**Exercise brief**
From the listing below, extract each line containing the string "accent".

* BEGIN Excerpted data *

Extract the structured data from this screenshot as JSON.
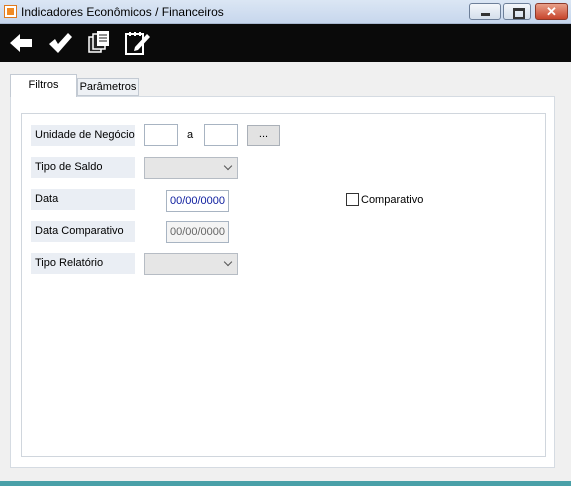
{
  "window": {
    "title": "Indicadores Econômicos / Financeiros",
    "close_glyph": "✕"
  },
  "toolbar": {
    "icons": [
      "arrow-left-icon",
      "checkmark-icon",
      "copy-pages-icon",
      "edit-notepad-icon"
    ]
  },
  "tabs": [
    {
      "label": "Filtros",
      "active": true
    },
    {
      "label": "Parâmetros",
      "active": false
    }
  ],
  "form": {
    "unidade": {
      "label": "Unidade de Negócio",
      "from": "",
      "separator": "a",
      "to": "",
      "lookup": "..."
    },
    "tipo_saldo": {
      "label": "Tipo de Saldo",
      "value": ""
    },
    "data": {
      "label": "Data",
      "value": "00/00/0000"
    },
    "comparativo_check": {
      "label": "Comparativo",
      "checked": false
    },
    "data_comparativo": {
      "label": "Data Comparativo",
      "value": "00/00/0000"
    },
    "tipo_relatorio": {
      "label": "Tipo Relatório",
      "value": ""
    }
  }
}
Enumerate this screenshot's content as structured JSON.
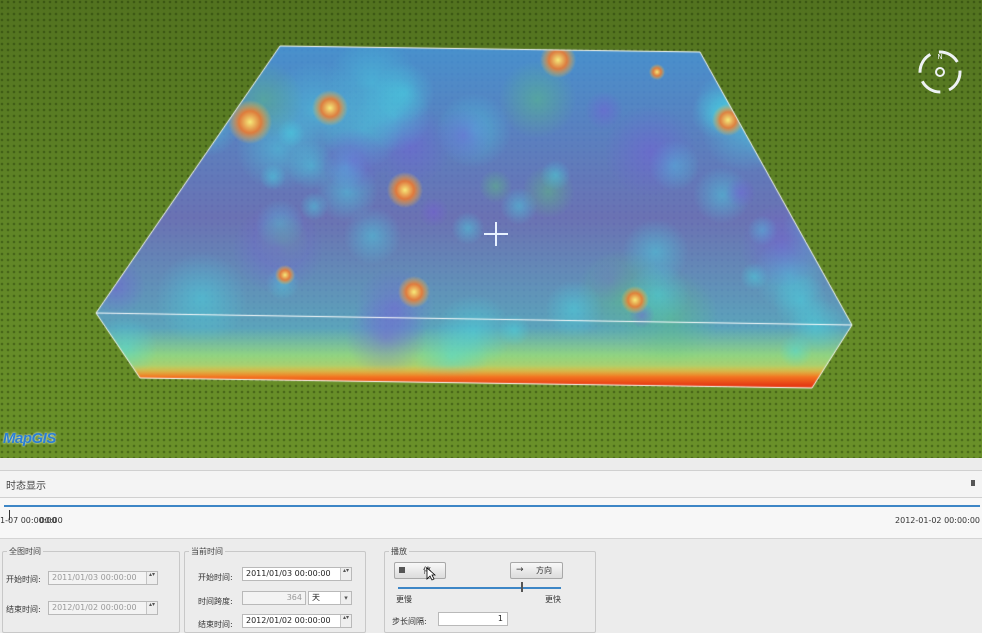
{
  "scene": {
    "logo": "MapGIS",
    "compass_label": "N",
    "crosshair_icon": "crosshair-icon",
    "colors": {
      "grass": "#5f8426",
      "bbox": "#ffffff"
    }
  },
  "panel": {
    "title": "时态显示",
    "pin_icon": "pin-icon",
    "timeline": {
      "start_label": "1-07 00:00:00",
      "start_overlap": "00:00",
      "end_label": "2012-01-02 00:00:00",
      "accent": "#3d86c6"
    },
    "full_time": {
      "legend": "全图时间",
      "start_label": "开始时间:",
      "start_value": "2011/01/03 00:00:00",
      "end_label": "结束时间:",
      "end_value": "2012/01/02 00:00:00"
    },
    "current_time": {
      "legend": "当前时间",
      "start_label": "开始时间:",
      "start_value": "2011/01/03 00:00:00",
      "span_label": "时间跨度:",
      "span_value": "364",
      "span_unit": "天",
      "end_label": "结束时间:",
      "end_value": "2012/01/02 00:00:00"
    },
    "playback": {
      "legend": "播放",
      "play_button": "停",
      "direction_button": "方向",
      "slow_label": "更慢",
      "fast_label": "更快",
      "speed_fraction": 0.75,
      "step_label": "步长间隔:",
      "step_value": "1"
    }
  }
}
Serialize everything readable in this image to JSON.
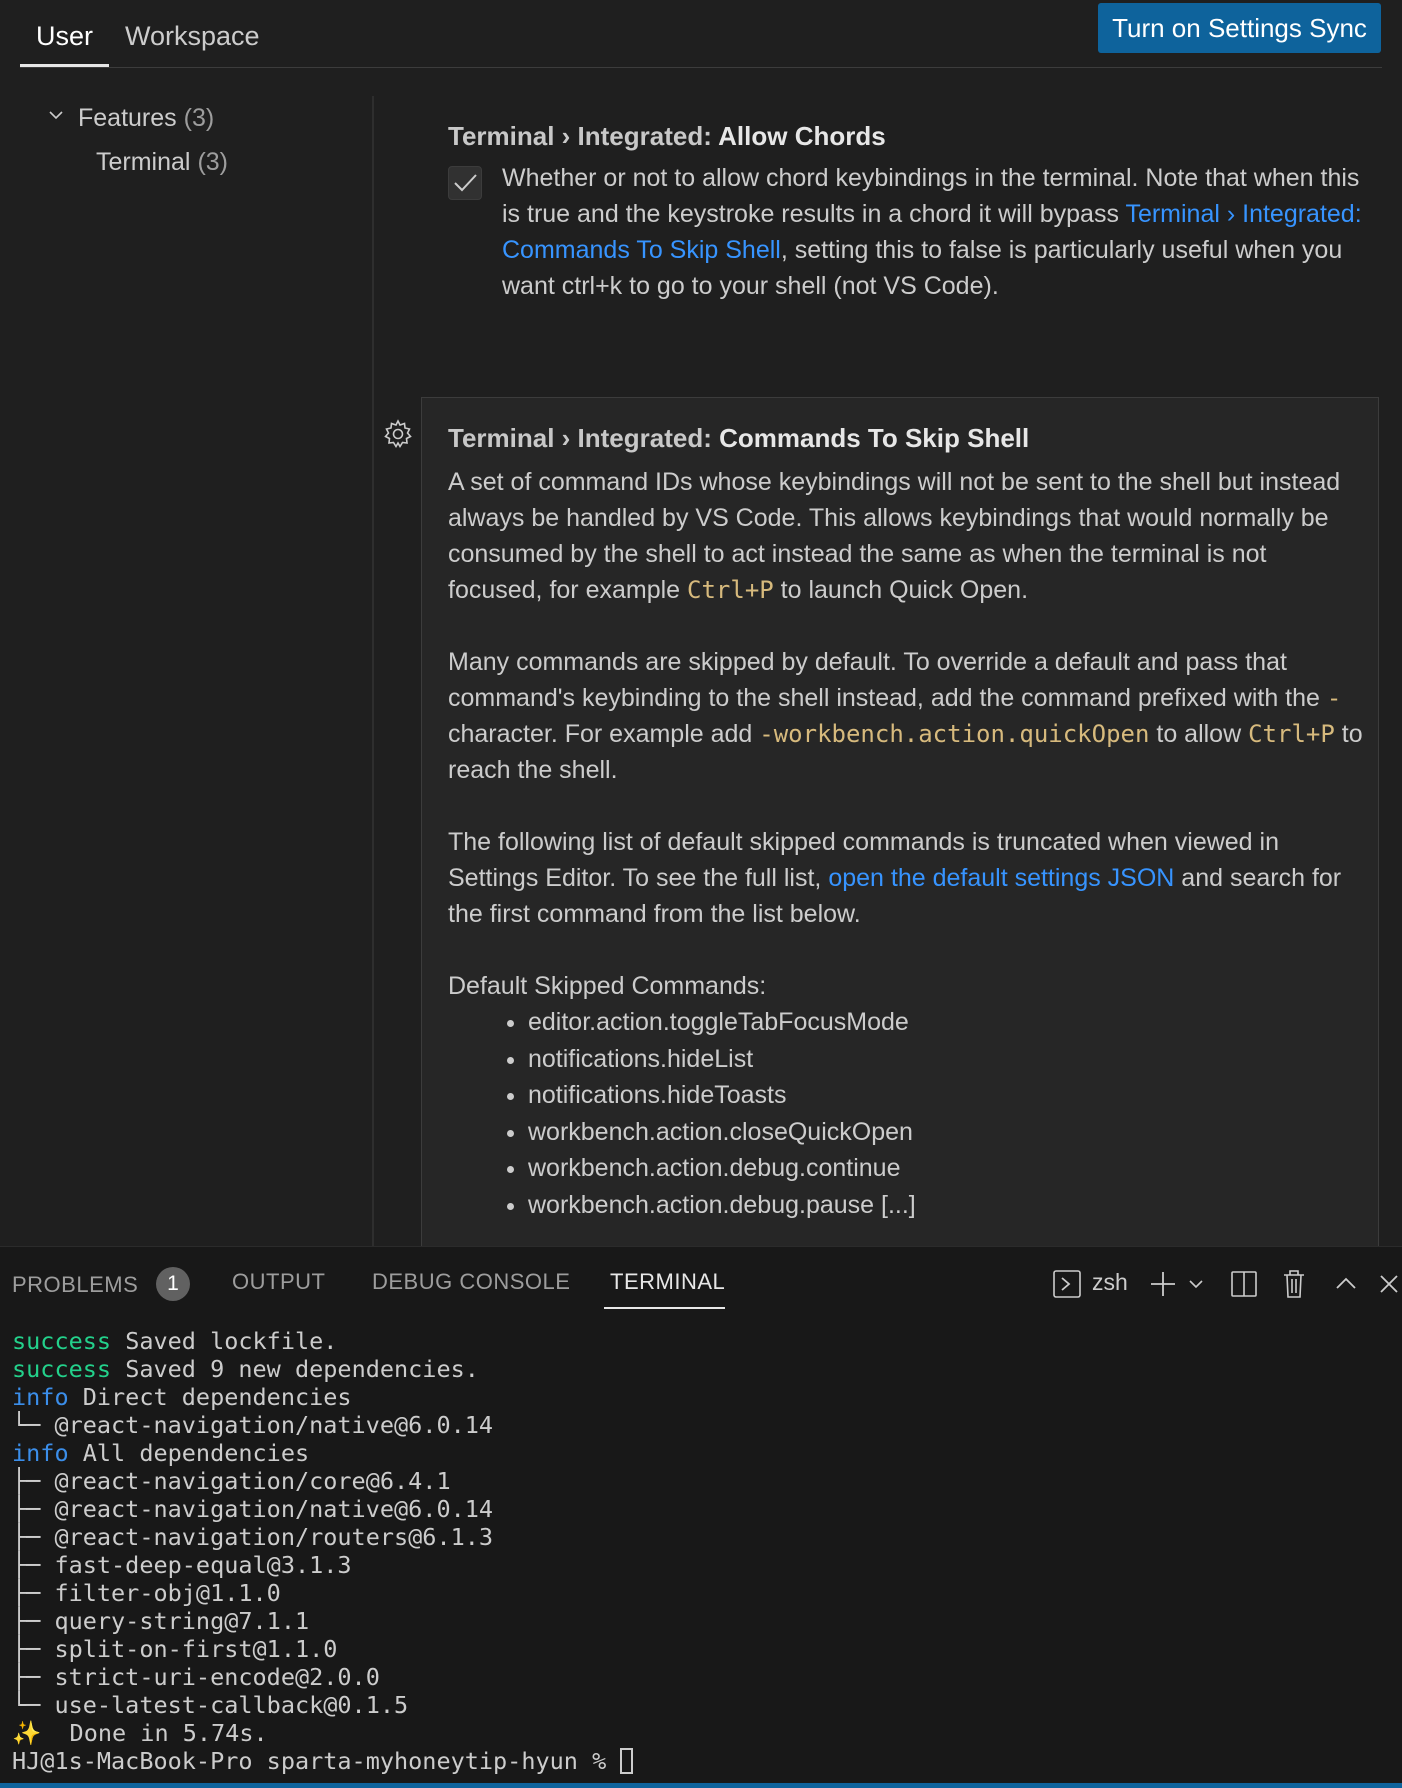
{
  "header": {
    "tabs": [
      "User",
      "Workspace"
    ],
    "sync_button": "Turn on Settings Sync"
  },
  "toc": {
    "features": {
      "label": "Features",
      "count": "(3)"
    },
    "terminal": {
      "label": "Terminal",
      "count": "(3)"
    }
  },
  "setting1": {
    "category": "Terminal › Integrated: ",
    "name": "Allow Chords",
    "checked": true,
    "desc_a": "Whether or not to allow chord keybindings in the terminal. Note that when this is true and the keystroke results in a chord it will bypass ",
    "desc_link": "Terminal › Integrated: Commands To Skip Shell",
    "desc_b": ", setting this to false is particularly useful when you want ctrl+k to go to your shell (not VS Code)."
  },
  "setting2": {
    "category": "Terminal › Integrated: ",
    "name": "Commands To Skip Shell",
    "p1_a": "A set of command IDs whose keybindings will not be sent to the shell but instead always be handled by VS Code. This allows keybindings that would normally be consumed by the shell to act instead the same as when the terminal is not focused, for example ",
    "p1_code": "Ctrl+P",
    "p1_b": " to launch Quick Open.",
    "p2_a": "Many commands are skipped by default. To override a default and pass that command's keybinding to the shell instead, add the command prefixed with the ",
    "p2_code1": "-",
    "p2_b": " character. For example add ",
    "p2_code2": "-workbench.action.quickOpen",
    "p2_c": " to allow ",
    "p2_code3": "Ctrl+P",
    "p2_d": " to reach the shell.",
    "p3_a": "The following list of default skipped commands is truncated when viewed in Settings Editor. To see the full list, ",
    "p3_link": "open the default settings JSON",
    "p3_b": " and search for the first command from the list below.",
    "list_title": "Default Skipped Commands:",
    "list": [
      "editor.action.toggleTabFocusMode",
      "notifications.hideList",
      "notifications.hideToasts",
      "workbench.action.closeQuickOpen",
      "workbench.action.debug.continue",
      "workbench.action.debug.pause [...]"
    ]
  },
  "panel": {
    "tabs": {
      "problems": "PROBLEMS",
      "problems_badge": "1",
      "output": "OUTPUT",
      "debug": "DEBUG CONSOLE",
      "terminal": "TERMINAL"
    },
    "shell": "zsh"
  },
  "terminal": {
    "lines": [
      {
        "kw": "success",
        "text": " Saved lockfile."
      },
      {
        "kw": "success",
        "text": " Saved 9 new dependencies."
      },
      {
        "kw": "info",
        "text": " Direct dependencies"
      },
      {
        "kw": "",
        "text": "└─ @react-navigation/native@6.0.14"
      },
      {
        "kw": "info",
        "text": " All dependencies"
      },
      {
        "kw": "",
        "text": "├─ @react-navigation/core@6.4.1"
      },
      {
        "kw": "",
        "text": "├─ @react-navigation/native@6.0.14"
      },
      {
        "kw": "",
        "text": "├─ @react-navigation/routers@6.1.3"
      },
      {
        "kw": "",
        "text": "├─ fast-deep-equal@3.1.3"
      },
      {
        "kw": "",
        "text": "├─ filter-obj@1.1.0"
      },
      {
        "kw": "",
        "text": "├─ query-string@7.1.1"
      },
      {
        "kw": "",
        "text": "├─ split-on-first@1.1.0"
      },
      {
        "kw": "",
        "text": "├─ strict-uri-encode@2.0.0"
      },
      {
        "kw": "",
        "text": "└─ use-latest-callback@0.1.5"
      },
      {
        "kw": "",
        "text": "✨  Done in 5.74s."
      }
    ],
    "prompt": "HJ@1s-MacBook-Pro sparta-myhoneytip-hyun % "
  },
  "colors": {
    "accent": "#0e639c",
    "link": "#3794ff",
    "code": "#d7ba7d",
    "success": "#23d18b",
    "info": "#3b8eea"
  }
}
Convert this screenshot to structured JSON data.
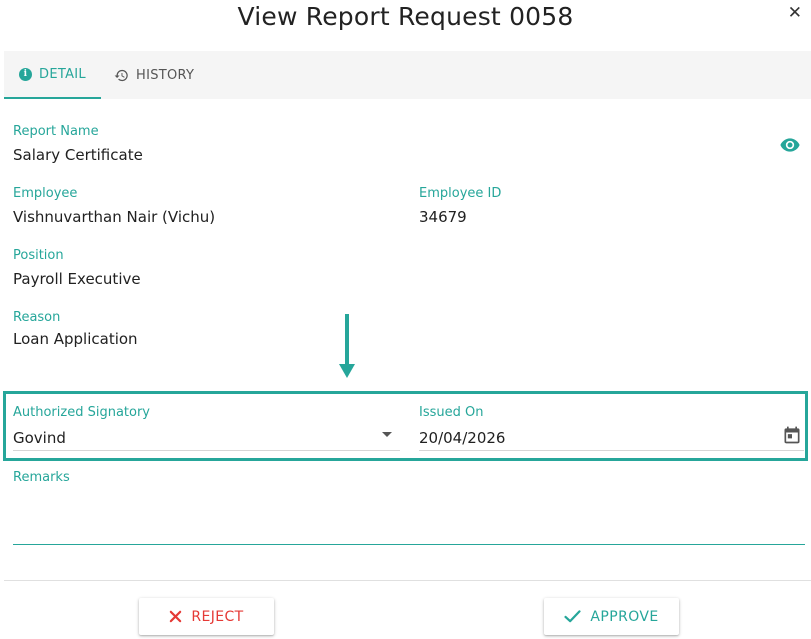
{
  "dialog": {
    "title": "View Report Request 0058",
    "close_glyph": "✕"
  },
  "tabs": [
    {
      "label": "DETAIL",
      "icon": "info-icon",
      "active": true
    },
    {
      "label": "HISTORY",
      "icon": "history-icon",
      "active": false
    }
  ],
  "fields": {
    "report_name": {
      "label": "Report Name",
      "value": "Salary Certificate"
    },
    "employee": {
      "label": "Employee",
      "value": "Vishnuvarthan Nair (Vichu)"
    },
    "employee_id": {
      "label": "Employee ID",
      "value": "34679"
    },
    "position": {
      "label": "Position",
      "value": "Payroll Executive"
    },
    "reason": {
      "label": "Reason",
      "value": "Loan Application"
    },
    "authorized_signatory": {
      "label": "Authorized Signatory",
      "value": "Govind"
    },
    "issued_on": {
      "label": "Issued On",
      "value": "20/04/2026"
    },
    "remarks": {
      "label": "Remarks",
      "value": ""
    }
  },
  "actions": {
    "reject_label": "REJECT",
    "approve_label": "APPROVE"
  },
  "colors": {
    "accent": "#26a69a",
    "reject": "#e53935"
  },
  "icons": {
    "close": "close-icon",
    "view": "eye-icon",
    "calendar": "calendar-icon",
    "dropdown": "chevron-down-icon",
    "annotation": "arrow-down-icon"
  }
}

* END Excerpted data *

**Result for this task**
      "accent": "#3d86c6"
    "accent": "#0e639c",
    "accent": "#26a69a",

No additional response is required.